- Exercise inputs
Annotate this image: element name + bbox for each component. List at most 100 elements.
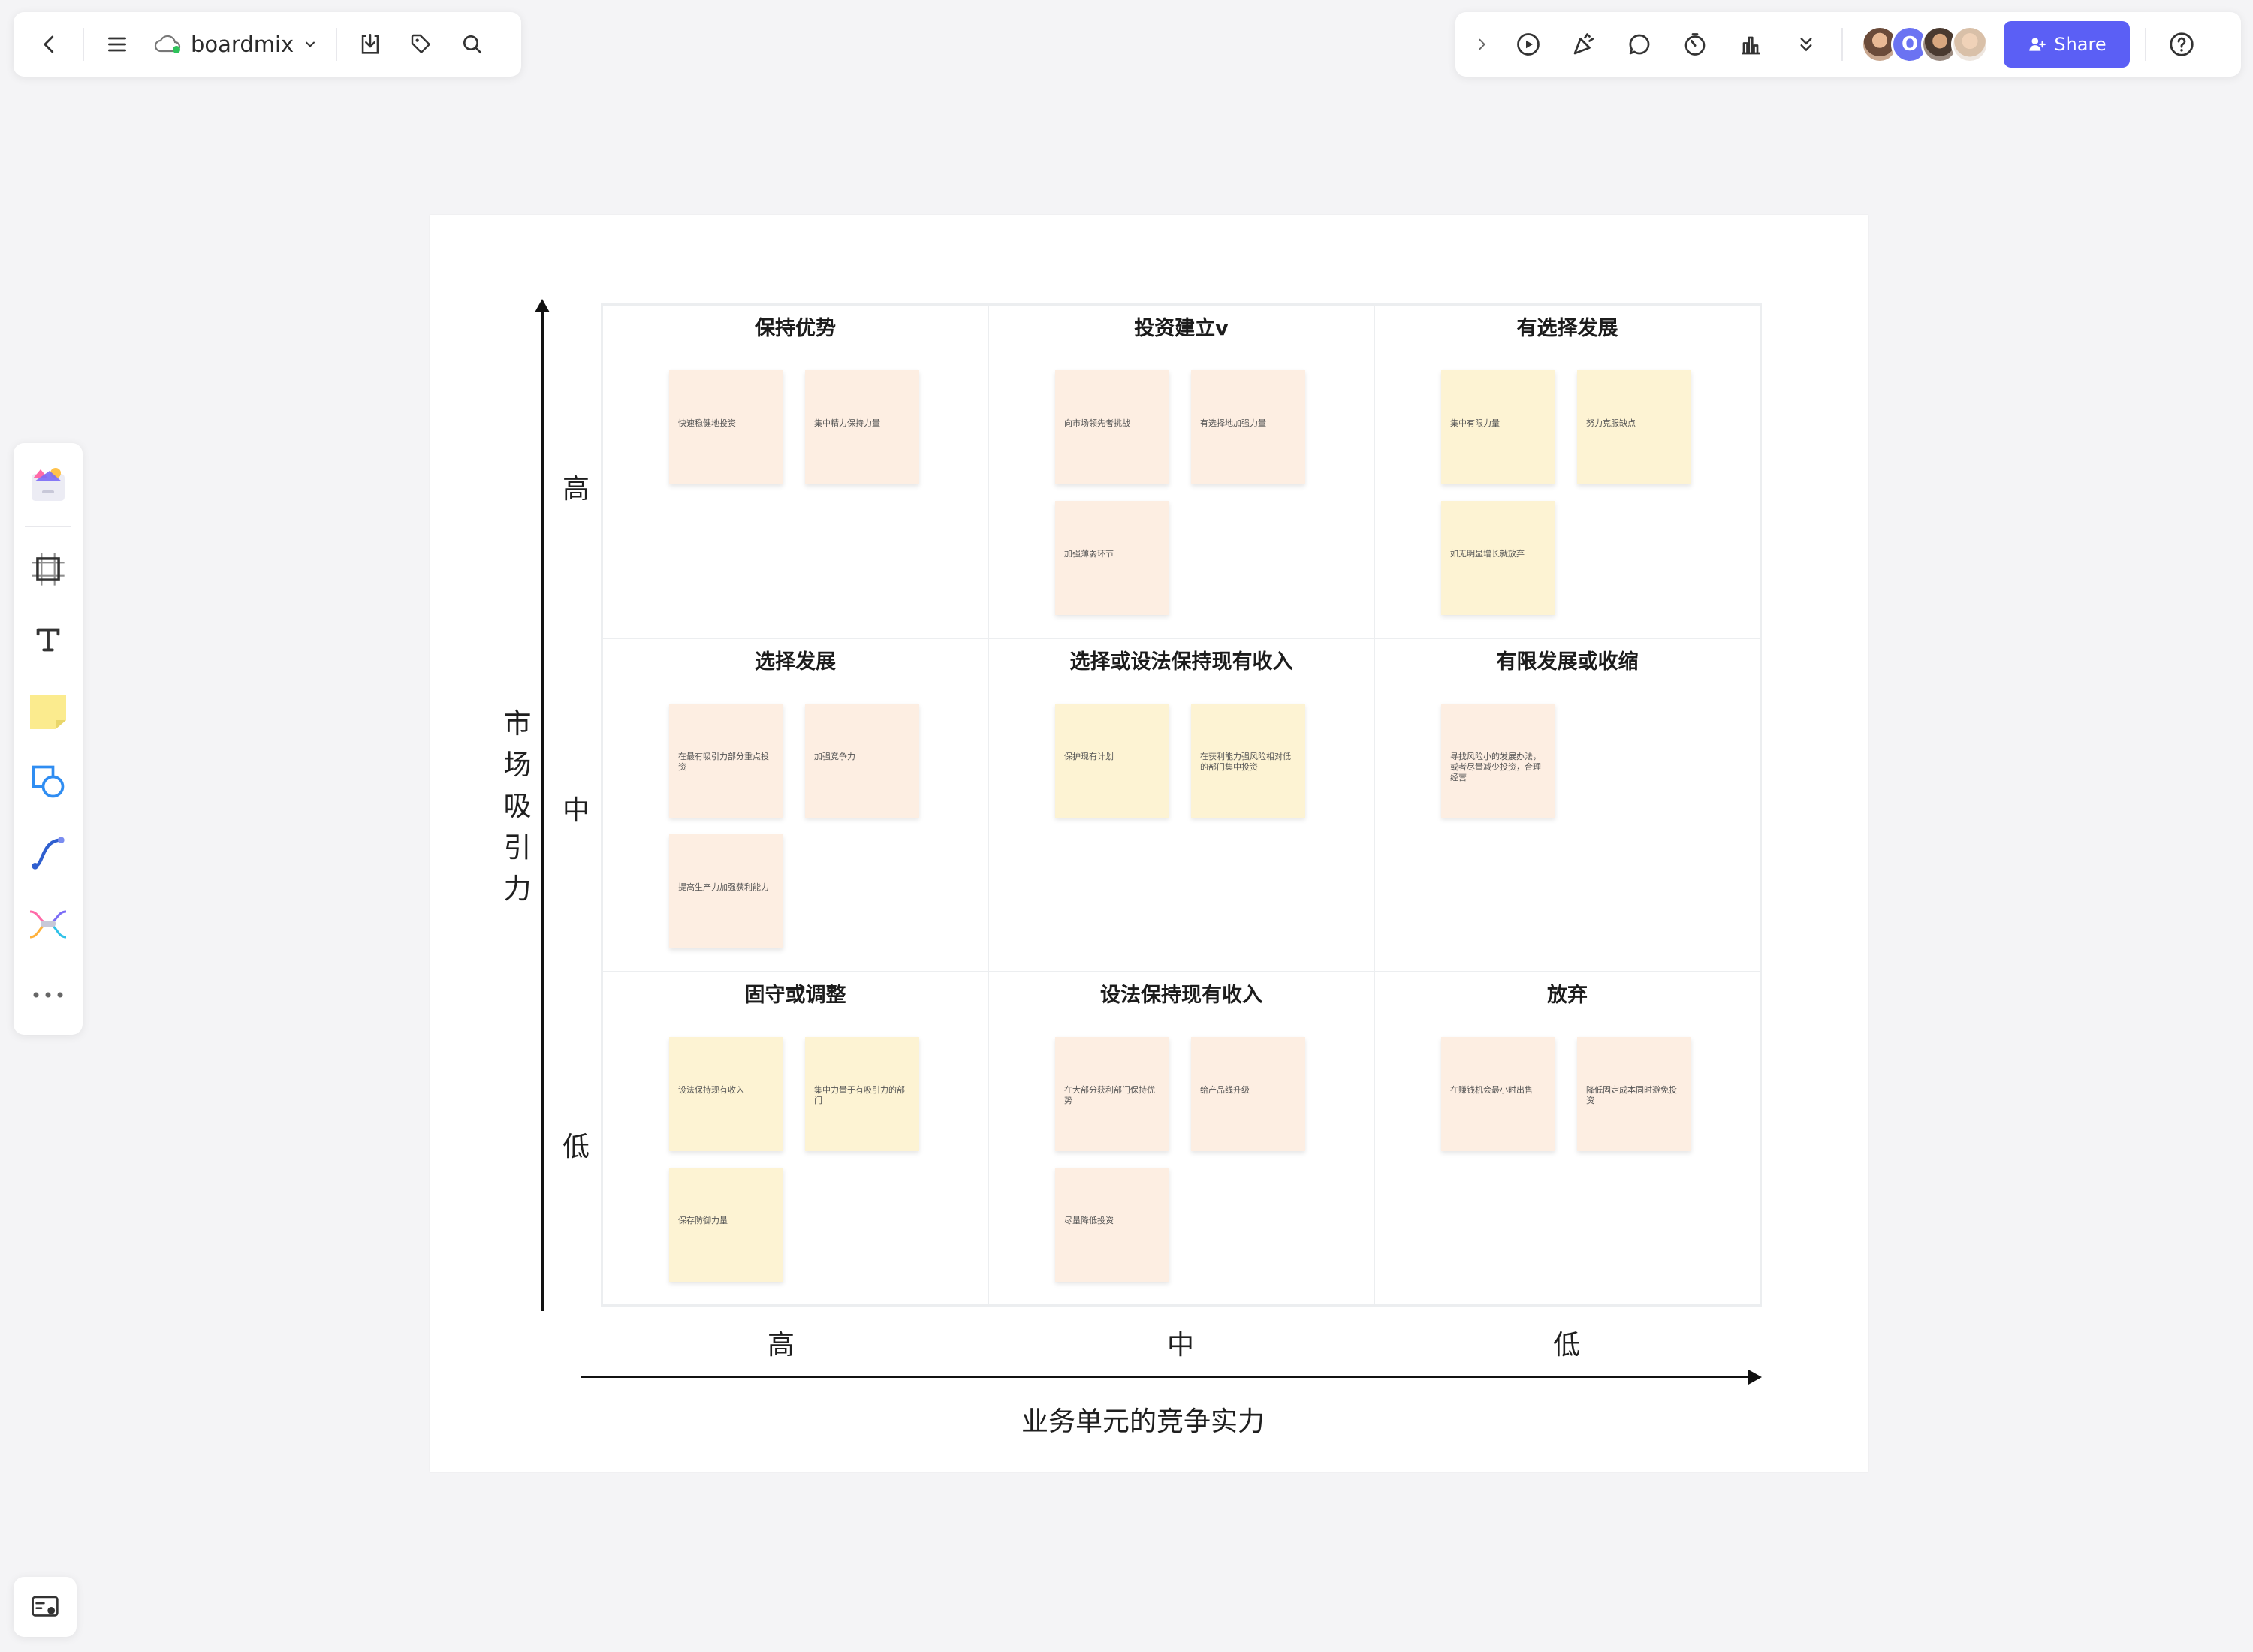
add-user-icon bbox=[2029, 38, 2046, 51]
note-group: 在大部分获利部门保持优势 给产品线升级 尽量降低投资 bbox=[1055, 1037, 1326, 1282]
top-left-toolbar: boardmix bbox=[14, 12, 521, 77]
comment-button[interactable] bbox=[1612, 19, 1667, 70]
sticky-note[interactable]: 快速稳健地投资 bbox=[669, 370, 783, 484]
menu-button[interactable] bbox=[92, 19, 143, 70]
sticky-note[interactable]: 在大部分获利部门保持优势 bbox=[1055, 1037, 1169, 1151]
y-tick-mid: 中 bbox=[562, 795, 590, 826]
more-tools[interactable] bbox=[20, 963, 77, 1026]
cell-title: 选择发展 bbox=[755, 650, 836, 674]
note-group: 快速稳健地投资 集中精力保持力量 bbox=[669, 370, 940, 484]
sticky-note[interactable]: 有选择地加强力量 bbox=[1191, 370, 1305, 484]
x-tick-low: 低 bbox=[1552, 1330, 1580, 1361]
collapse-toolbar-button[interactable] bbox=[1463, 19, 1500, 70]
download-button[interactable] bbox=[345, 19, 396, 70]
tag-icon bbox=[412, 34, 431, 53]
sticky-note-tool[interactable] bbox=[20, 680, 77, 742]
vote-button[interactable] bbox=[1723, 19, 1778, 70]
more-icon bbox=[33, 992, 63, 998]
sticky-note[interactable]: 加强薄弱环节 bbox=[1055, 501, 1169, 615]
sticky-note[interactable]: 降低固定成本同时避免投资 bbox=[1577, 1037, 1691, 1151]
note-group: 向市场领先者挑战 有选择地加强力量 加强薄弱环节 bbox=[1055, 370, 1326, 615]
y-tick-low: 低 bbox=[562, 1132, 590, 1162]
text-tool[interactable] bbox=[20, 609, 77, 671]
matrix-cell[interactable]: 固守或调整 设法保持现有收入 集中力量于有吸引力的部门 保存防御力量 bbox=[602, 972, 988, 1305]
x-axis-arrow bbox=[1748, 1370, 1762, 1385]
celebrate-icon bbox=[1573, 33, 1594, 55]
timer-button[interactable] bbox=[1667, 19, 1723, 70]
avatar-initial: O bbox=[1901, 33, 1919, 56]
cell-title: 保持优势 bbox=[755, 317, 836, 340]
sticky-note[interactable]: 在获利能力强风险相对低的部门集中投资 bbox=[1191, 704, 1305, 818]
present-button[interactable] bbox=[1500, 19, 1556, 70]
templates-button[interactable] bbox=[20, 454, 77, 516]
sticky-note[interactable]: 加强竞争力 bbox=[805, 704, 919, 818]
more-tools-button[interactable] bbox=[1778, 19, 1834, 70]
cloud-icon bbox=[154, 35, 181, 53]
matrix-cell[interactable]: 保持优势 快速稳健地投资 集中精力保持力量 bbox=[602, 305, 988, 638]
play-icon bbox=[1517, 33, 1540, 56]
sticky-note[interactable]: 保护现有计划 bbox=[1055, 704, 1169, 818]
back-button[interactable] bbox=[24, 19, 75, 70]
frame-tool[interactable] bbox=[20, 538, 77, 600]
x-tick-high: 高 bbox=[767, 1330, 795, 1361]
search-button[interactable] bbox=[447, 19, 498, 70]
sticky-note[interactable]: 提高生产力加强获利能力 bbox=[669, 834, 783, 948]
shape-icon bbox=[32, 765, 65, 798]
file-name-dropdown[interactable]: boardmix bbox=[143, 19, 328, 70]
sticky-note[interactable]: 给产品线升级 bbox=[1191, 1037, 1305, 1151]
cell-title: 有选择发展 bbox=[1516, 317, 1618, 340]
canvas-frame[interactable]: 市场吸引力 高 中 低 保持优势 快速稳健地投资 集中精力保持力量 投资建立v … bbox=[430, 215, 1868, 1472]
matrix-cell[interactable]: 选择发展 在最有吸引力部分重点投资 加强竞争力 提高生产力加强获利能力 bbox=[602, 638, 988, 972]
note-group: 设法保持现有收入 集中力量于有吸引力的部门 保存防御力量 bbox=[669, 1037, 940, 1282]
sticky-note-icon bbox=[30, 694, 66, 729]
avatar[interactable] bbox=[1951, 26, 1989, 63]
celebrate-button[interactable] bbox=[1556, 19, 1612, 70]
matrix-cell[interactable]: 投资建立v 向市场领先者挑战 有选择地加强力量 加强薄弱环节 bbox=[988, 305, 1374, 638]
sticky-note[interactable]: 努力克服缺点 bbox=[1577, 370, 1691, 484]
sticky-note[interactable]: 集中精力保持力量 bbox=[805, 370, 919, 484]
app-name: boardmix bbox=[191, 32, 294, 57]
text-icon bbox=[36, 628, 60, 652]
cell-title: 设法保持现有收入 bbox=[1100, 984, 1262, 1007]
x-axis-line bbox=[581, 1376, 1753, 1378]
divider bbox=[25, 526, 71, 528]
note-group: 保护现有计划 在获利能力强风险相对低的部门集中投资 bbox=[1055, 704, 1326, 818]
shape-tool[interactable] bbox=[20, 751, 77, 813]
y-tick-high: 高 bbox=[562, 474, 590, 505]
divider bbox=[1841, 28, 1843, 61]
sticky-note[interactable]: 集中有限力量 bbox=[1441, 370, 1555, 484]
top-right-toolbar: O Share bbox=[1455, 12, 2241, 77]
note-group: 寻找风险小的发展办法，或者尽量减少投资，合理经营 bbox=[1441, 704, 1712, 818]
sticky-note[interactable]: 向市场领先者挑战 bbox=[1055, 370, 1169, 484]
matrix-cell[interactable]: 设法保持现有收入 在大部分获利部门保持优势 给产品线升级 尽量降低投资 bbox=[988, 972, 1374, 1305]
help-button[interactable] bbox=[2154, 19, 2209, 70]
share-button[interactable]: Share bbox=[2004, 21, 2130, 68]
sticky-note[interactable]: 保存防御力量 bbox=[669, 1168, 783, 1282]
chevron-down-icon bbox=[306, 41, 315, 47]
back-icon bbox=[44, 35, 54, 53]
matrix-cell[interactable]: 选择或设法保持现有收入 保护现有计划 在获利能力强风险相对低的部门集中投资 bbox=[988, 638, 1374, 972]
sticky-note[interactable]: 如无明显增长就放弃 bbox=[1441, 501, 1555, 615]
search-icon bbox=[463, 35, 482, 53]
creation-toolbar bbox=[14, 443, 83, 1035]
sticky-note[interactable]: 在最有吸引力部分重点投资 bbox=[669, 704, 783, 818]
sticky-note[interactable]: 尽量降低投资 bbox=[1055, 1168, 1169, 1282]
x-tick-mid: 中 bbox=[1166, 1330, 1194, 1361]
mindmap-tool[interactable] bbox=[20, 893, 77, 955]
minimap-button[interactable] bbox=[14, 1577, 77, 1637]
matrix-cell[interactable]: 有选择发展 集中有限力量 努力克服缺点 如无明显增长就放弃 bbox=[1374, 305, 1760, 638]
sticky-note[interactable]: 设法保持现有收入 bbox=[669, 1037, 783, 1151]
comment-icon bbox=[1629, 34, 1650, 55]
sticky-note[interactable]: 集中力量于有吸引力的部门 bbox=[805, 1037, 919, 1151]
matrix-cell[interactable]: 有限发展或收缩 寻找风险小的发展办法，或者尽量减少投资，合理经营 bbox=[1374, 638, 1760, 972]
collapse-right-icon bbox=[1479, 38, 1485, 50]
matrix-cell[interactable]: 放弃 在赚钱机会最小时出售 降低固定成本同时避免投资 bbox=[1374, 972, 1760, 1305]
cell-title: 选择或设法保持现有收入 bbox=[1069, 650, 1293, 674]
divider bbox=[83, 28, 84, 61]
note-group: 在赚钱机会最小时出售 降低固定成本同时避免投资 bbox=[1441, 1037, 1712, 1151]
collaborator-avatars[interactable]: O bbox=[1861, 26, 1989, 63]
connector-tool[interactable] bbox=[20, 821, 77, 884]
sticky-note[interactable]: 寻找风险小的发展办法，或者尽量减少投资，合理经营 bbox=[1441, 704, 1555, 818]
sticky-note[interactable]: 在赚钱机会最小时出售 bbox=[1441, 1037, 1555, 1151]
tag-button[interactable] bbox=[396, 19, 447, 70]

- Directive
Starting at the line that contains "add-user-icon bbox=[2029, 38, 2046, 51]" and stopping after the line that contains "sticky-note[interactable]: 快速稳健地投资 bbox=[669, 370, 783, 484]", reproduce only those lines of the records above, changing "sticky-note" to "note-card" and keeping everything else the same.

- Answer in full
add-user-icon bbox=[2029, 38, 2046, 51]
note-group: 在大部分获利部门保持优势 给产品线升级 尽量降低投资 bbox=[1055, 1037, 1326, 1282]
top-left-toolbar: boardmix bbox=[14, 12, 521, 77]
comment-button[interactable] bbox=[1612, 19, 1667, 70]
note-card[interactable]: 快速稳健地投资 bbox=[669, 370, 783, 484]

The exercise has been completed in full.